■ DIRECTION
The records below should be written out again, exactly.

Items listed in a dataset
(begin)

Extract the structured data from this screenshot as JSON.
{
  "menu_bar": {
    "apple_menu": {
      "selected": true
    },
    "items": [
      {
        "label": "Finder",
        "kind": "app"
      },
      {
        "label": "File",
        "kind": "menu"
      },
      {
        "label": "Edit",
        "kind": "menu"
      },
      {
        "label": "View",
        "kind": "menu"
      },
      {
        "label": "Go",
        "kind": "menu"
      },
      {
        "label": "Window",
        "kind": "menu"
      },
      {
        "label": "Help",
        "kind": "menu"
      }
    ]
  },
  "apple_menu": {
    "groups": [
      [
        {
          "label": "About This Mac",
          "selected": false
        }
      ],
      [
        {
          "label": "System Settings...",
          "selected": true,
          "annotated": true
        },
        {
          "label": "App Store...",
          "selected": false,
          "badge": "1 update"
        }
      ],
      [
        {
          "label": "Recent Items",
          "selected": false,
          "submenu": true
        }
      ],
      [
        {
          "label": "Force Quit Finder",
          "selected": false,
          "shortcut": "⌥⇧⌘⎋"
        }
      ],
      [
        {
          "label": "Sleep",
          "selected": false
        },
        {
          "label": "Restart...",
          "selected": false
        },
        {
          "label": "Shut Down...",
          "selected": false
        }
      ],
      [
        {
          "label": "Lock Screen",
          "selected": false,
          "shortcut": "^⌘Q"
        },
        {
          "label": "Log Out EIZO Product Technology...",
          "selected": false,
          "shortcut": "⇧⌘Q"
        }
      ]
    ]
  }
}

(end)

■ TASK RESULT
Extract the structured data from this screenshot as JSON.
{
  "menu_bar": {
    "apple_menu": {
      "selected": true
    },
    "items": [
      {
        "label": "Finder",
        "kind": "app"
      },
      {
        "label": "File",
        "kind": "menu"
      },
      {
        "label": "Edit",
        "kind": "menu"
      },
      {
        "label": "View",
        "kind": "menu"
      },
      {
        "label": "Go",
        "kind": "menu"
      },
      {
        "label": "Window",
        "kind": "menu"
      },
      {
        "label": "Help",
        "kind": "menu"
      }
    ]
  },
  "apple_menu": {
    "groups": [
      [
        {
          "label": "About This Mac",
          "selected": false
        }
      ],
      [
        {
          "label": "System Settings...",
          "selected": true,
          "annotated": true
        },
        {
          "label": "App Store...",
          "selected": false,
          "badge": "1 update"
        }
      ],
      [
        {
          "label": "Recent Items",
          "selected": false,
          "submenu": true
        }
      ],
      [
        {
          "label": "Force Quit Finder",
          "selected": false,
          "shortcut": "⌥⇧⌘⎋"
        }
      ],
      [
        {
          "label": "Sleep",
          "selected": false
        },
        {
          "label": "Restart...",
          "selected": false
        },
        {
          "label": "Shut Down...",
          "selected": false
        }
      ],
      [
        {
          "label": "Lock Screen",
          "selected": false,
          "shortcut": "^⌘Q"
        },
        {
          "label": "Log Out EIZO Product Technology...",
          "selected": false,
          "shortcut": "⇧⌘Q"
        }
      ]
    ]
  }
}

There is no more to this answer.